_Consigne 1:_
Relevez tous les passages entre parenthèses du texte ci-dessous et recopiez-les tels quels.

_Texte fourni:_

#####

Si cette franchise dans les intentions est en elle-même tout à fait honorable, tout sauf répréhensible, ce serait plutôt la tendance du cinéaste à sur-signifier, faire des films tapageurs, peu généreux, par trop conformes à l’esprit de son seul cinéma (de plus en plus autarcique) qui finit par vraiment irriter. Dogville (2003) ? Objet intéressant, tenant en effet une heure durant un passionnant dispositif, où le principe d’abstraction du décor finit par prendre, conférant au jeu des acteurs (de son actrice surtout, alors au top de sa carrière) une puissance d’incarnation vraiment peu commune. Avant que ne s’immisce, la fin approchant, le vice caché de chaque personnage entourant le « Cœur d’or », le soupçon puis la conviction que cette distanciation, ce principe d’abstraction formelle est surtout un moyen de mieux surligner la vacuité des gestes, trajectoires et motivations de bien grossières marionnettes. Cette clarté de trait, un peu nouvelle chez l’auteur d’Epidemic, est au fond symbolique d’une fausse sagesse. Mieux voir équivaudrait alors moins à s’identifier à ces figures à l’apparence humaine qu’accompagner du regard le tracé, par le biais de leurs divers engagements, de l’interminable ligne brisée d’une histoire jouée d’avance : celle de la chiennerie humaine, de ces diables d’hommes, femmes et enfants décidément irrécupérables.

#####

_Données extraites:_
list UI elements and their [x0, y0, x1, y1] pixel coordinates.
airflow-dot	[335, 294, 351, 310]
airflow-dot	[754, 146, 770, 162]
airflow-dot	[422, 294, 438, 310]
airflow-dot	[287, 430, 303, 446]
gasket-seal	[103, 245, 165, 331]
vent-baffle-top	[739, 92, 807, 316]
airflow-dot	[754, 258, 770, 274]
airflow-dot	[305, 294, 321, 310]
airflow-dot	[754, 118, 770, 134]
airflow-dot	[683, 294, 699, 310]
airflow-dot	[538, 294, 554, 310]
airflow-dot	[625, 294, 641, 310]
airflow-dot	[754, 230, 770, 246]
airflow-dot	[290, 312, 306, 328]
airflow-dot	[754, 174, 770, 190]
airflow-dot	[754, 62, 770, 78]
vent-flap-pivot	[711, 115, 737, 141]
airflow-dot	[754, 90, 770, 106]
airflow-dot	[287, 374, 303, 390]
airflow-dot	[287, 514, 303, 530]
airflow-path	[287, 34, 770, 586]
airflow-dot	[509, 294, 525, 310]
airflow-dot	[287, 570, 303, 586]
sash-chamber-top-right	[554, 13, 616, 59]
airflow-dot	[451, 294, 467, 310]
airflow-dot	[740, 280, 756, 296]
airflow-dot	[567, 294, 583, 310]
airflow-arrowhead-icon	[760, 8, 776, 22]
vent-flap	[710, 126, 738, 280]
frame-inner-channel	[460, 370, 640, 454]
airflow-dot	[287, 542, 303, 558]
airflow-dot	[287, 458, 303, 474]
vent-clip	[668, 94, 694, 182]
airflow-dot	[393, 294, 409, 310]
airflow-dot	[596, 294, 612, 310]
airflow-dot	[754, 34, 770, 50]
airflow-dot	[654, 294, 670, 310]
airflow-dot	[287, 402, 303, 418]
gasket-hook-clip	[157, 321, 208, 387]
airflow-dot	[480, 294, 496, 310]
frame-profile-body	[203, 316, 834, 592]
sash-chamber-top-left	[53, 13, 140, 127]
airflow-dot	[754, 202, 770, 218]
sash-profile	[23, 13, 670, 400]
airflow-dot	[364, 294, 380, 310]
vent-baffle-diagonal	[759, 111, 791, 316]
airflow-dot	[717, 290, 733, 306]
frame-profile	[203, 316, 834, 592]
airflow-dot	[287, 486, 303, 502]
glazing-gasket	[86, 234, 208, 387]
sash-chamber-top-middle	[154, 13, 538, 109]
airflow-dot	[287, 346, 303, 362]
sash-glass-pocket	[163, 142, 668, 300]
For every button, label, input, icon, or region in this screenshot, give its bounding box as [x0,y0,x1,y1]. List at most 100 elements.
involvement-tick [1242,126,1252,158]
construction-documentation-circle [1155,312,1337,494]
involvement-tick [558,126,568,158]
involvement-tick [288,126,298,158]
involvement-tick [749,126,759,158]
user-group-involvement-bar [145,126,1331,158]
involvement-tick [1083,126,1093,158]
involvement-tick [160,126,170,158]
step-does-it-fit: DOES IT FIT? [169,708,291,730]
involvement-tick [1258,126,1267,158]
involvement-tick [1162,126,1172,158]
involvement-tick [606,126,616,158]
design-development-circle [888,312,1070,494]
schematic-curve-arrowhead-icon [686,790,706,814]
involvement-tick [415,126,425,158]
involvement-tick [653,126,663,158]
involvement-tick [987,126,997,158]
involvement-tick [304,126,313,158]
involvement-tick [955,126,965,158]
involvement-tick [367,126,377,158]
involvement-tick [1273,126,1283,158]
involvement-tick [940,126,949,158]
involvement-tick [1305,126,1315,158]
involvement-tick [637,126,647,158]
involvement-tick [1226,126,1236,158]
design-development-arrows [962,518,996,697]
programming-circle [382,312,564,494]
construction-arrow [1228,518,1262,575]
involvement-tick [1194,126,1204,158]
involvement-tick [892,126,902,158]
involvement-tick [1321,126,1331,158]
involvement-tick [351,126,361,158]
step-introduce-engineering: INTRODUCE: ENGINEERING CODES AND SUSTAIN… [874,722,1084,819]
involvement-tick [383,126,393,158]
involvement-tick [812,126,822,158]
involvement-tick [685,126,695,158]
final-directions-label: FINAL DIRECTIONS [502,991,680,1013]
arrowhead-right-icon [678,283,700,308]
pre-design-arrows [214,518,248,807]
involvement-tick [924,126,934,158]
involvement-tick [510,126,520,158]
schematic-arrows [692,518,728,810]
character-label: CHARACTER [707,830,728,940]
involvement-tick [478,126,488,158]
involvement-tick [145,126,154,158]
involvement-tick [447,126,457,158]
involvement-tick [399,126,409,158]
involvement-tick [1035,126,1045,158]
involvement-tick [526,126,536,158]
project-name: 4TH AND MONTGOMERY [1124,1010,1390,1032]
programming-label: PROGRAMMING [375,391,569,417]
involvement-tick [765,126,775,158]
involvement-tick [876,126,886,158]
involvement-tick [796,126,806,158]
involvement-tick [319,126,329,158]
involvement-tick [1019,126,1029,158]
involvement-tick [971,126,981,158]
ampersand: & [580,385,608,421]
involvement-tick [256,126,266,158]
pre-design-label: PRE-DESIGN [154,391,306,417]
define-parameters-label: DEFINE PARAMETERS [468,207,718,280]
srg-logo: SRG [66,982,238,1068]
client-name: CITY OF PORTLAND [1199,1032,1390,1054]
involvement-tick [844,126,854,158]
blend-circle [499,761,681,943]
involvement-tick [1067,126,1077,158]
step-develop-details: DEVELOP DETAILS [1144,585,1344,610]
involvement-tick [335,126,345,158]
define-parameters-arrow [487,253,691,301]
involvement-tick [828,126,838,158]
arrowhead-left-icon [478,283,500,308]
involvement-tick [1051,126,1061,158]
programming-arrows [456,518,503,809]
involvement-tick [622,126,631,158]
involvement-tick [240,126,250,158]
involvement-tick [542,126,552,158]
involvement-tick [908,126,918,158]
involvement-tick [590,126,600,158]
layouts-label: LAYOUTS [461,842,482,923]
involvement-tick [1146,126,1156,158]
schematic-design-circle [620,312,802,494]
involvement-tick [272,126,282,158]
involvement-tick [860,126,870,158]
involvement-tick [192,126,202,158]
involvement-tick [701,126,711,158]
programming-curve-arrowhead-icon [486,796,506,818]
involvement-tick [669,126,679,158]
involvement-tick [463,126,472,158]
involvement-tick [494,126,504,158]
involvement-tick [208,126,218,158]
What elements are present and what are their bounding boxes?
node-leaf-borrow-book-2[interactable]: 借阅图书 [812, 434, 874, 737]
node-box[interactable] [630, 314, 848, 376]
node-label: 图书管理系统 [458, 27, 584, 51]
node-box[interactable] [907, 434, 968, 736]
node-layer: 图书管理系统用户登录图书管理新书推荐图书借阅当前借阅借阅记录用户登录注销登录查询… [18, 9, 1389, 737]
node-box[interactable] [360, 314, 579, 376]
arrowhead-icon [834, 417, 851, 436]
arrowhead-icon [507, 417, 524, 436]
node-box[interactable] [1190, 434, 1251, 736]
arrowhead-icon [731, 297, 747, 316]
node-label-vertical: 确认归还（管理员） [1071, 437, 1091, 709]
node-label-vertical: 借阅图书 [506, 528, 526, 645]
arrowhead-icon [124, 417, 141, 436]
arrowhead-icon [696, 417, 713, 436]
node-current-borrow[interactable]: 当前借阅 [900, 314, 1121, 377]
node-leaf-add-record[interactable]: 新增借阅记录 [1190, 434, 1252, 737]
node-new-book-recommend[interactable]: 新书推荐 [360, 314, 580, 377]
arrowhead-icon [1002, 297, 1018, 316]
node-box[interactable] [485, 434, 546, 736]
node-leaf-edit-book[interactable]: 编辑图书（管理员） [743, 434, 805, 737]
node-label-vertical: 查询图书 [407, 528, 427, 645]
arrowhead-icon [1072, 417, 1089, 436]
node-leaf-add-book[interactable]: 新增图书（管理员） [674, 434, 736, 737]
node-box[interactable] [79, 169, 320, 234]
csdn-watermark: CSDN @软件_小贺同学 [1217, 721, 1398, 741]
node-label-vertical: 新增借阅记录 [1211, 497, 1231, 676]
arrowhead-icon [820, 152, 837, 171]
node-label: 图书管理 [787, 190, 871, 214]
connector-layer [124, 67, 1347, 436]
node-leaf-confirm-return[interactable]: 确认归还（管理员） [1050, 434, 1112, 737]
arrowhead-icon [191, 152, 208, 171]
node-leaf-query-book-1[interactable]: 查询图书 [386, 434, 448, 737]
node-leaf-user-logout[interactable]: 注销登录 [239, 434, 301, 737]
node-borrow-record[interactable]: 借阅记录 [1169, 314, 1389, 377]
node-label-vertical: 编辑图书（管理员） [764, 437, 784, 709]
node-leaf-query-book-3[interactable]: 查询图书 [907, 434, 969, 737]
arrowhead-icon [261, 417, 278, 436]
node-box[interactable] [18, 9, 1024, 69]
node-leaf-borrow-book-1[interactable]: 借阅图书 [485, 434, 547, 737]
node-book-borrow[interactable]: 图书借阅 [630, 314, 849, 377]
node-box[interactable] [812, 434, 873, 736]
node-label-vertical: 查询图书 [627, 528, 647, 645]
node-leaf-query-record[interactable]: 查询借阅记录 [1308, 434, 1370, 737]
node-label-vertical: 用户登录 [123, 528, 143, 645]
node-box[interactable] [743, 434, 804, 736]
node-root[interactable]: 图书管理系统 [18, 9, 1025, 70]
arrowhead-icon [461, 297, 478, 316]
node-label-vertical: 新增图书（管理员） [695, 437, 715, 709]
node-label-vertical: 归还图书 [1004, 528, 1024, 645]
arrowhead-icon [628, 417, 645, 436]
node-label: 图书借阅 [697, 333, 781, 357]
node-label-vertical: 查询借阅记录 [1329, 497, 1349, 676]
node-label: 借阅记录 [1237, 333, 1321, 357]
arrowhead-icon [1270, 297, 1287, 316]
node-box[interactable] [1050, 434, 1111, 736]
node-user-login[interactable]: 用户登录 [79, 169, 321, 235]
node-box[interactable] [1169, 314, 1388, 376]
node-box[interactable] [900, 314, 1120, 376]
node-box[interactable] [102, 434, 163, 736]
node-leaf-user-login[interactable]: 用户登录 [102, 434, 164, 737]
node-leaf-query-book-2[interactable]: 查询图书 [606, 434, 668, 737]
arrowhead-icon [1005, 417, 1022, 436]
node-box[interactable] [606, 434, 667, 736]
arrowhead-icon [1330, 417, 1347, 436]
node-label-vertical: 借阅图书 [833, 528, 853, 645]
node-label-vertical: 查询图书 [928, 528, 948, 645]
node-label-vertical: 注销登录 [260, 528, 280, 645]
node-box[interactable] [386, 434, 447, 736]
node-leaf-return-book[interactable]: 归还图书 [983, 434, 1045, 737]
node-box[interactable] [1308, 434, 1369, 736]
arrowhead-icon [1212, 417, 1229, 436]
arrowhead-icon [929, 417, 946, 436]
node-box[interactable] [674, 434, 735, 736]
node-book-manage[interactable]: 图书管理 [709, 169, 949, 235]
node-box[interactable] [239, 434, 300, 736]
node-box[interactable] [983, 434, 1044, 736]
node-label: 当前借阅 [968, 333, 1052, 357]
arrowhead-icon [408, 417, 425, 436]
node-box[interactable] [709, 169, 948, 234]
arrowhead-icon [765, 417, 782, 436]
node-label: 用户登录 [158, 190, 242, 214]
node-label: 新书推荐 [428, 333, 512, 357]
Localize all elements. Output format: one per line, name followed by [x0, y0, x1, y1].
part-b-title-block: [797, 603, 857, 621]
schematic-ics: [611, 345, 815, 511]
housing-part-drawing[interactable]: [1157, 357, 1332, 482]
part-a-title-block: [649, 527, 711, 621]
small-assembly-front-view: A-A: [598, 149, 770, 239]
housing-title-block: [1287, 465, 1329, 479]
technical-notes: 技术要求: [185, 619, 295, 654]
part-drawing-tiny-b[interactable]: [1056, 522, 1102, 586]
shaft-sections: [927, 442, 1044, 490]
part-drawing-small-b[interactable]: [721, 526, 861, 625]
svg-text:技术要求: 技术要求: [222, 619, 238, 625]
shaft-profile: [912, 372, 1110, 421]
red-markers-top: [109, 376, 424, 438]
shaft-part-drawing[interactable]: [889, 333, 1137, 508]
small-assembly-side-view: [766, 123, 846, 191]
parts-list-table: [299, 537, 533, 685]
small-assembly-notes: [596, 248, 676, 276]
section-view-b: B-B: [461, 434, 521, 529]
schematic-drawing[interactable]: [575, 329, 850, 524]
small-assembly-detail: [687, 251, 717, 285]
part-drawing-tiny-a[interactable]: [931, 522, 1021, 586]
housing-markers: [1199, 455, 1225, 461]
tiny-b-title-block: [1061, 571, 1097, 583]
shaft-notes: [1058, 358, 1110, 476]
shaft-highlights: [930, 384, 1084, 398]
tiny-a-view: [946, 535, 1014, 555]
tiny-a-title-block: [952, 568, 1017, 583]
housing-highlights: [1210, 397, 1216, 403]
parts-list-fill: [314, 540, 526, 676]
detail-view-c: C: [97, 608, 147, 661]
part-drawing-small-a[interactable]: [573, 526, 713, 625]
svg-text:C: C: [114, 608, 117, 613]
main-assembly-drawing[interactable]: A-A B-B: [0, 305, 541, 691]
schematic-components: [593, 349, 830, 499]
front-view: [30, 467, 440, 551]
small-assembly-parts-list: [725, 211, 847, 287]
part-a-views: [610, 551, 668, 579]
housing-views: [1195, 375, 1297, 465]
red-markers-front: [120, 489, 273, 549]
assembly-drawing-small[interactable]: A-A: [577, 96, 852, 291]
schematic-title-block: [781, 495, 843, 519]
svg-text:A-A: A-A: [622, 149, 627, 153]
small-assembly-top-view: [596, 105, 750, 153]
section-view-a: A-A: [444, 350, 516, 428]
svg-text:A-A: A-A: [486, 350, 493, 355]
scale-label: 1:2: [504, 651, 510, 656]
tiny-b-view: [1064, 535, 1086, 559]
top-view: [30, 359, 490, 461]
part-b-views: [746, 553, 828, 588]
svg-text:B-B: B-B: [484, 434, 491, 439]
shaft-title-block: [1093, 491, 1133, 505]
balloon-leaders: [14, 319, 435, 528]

#####

_Consigne 2:_
Dans les enregistrements, reprenez les lignes depuis la première jusqu'à celle qui contient « 118, 770, 134] », incluse, en remplaçant « airflow-dot » par « air-point ». Le reste ne change pas.

_Bonne réponse 1:_
- (2003)
- (de plus en plus autarcique)
- (de son actrice surtout, alors au top de sa carrière)

_Bonne réponse 2:_
list UI elements and their [x0, y0, x1, y1] pixel coordinates.
air-point	[335, 294, 351, 310]
air-point	[754, 146, 770, 162]
air-point	[422, 294, 438, 310]
air-point	[287, 430, 303, 446]
gasket-seal	[103, 245, 165, 331]
vent-baffle-top	[739, 92, 807, 316]
air-point	[754, 258, 770, 274]
air-point	[305, 294, 321, 310]
air-point	[754, 118, 770, 134]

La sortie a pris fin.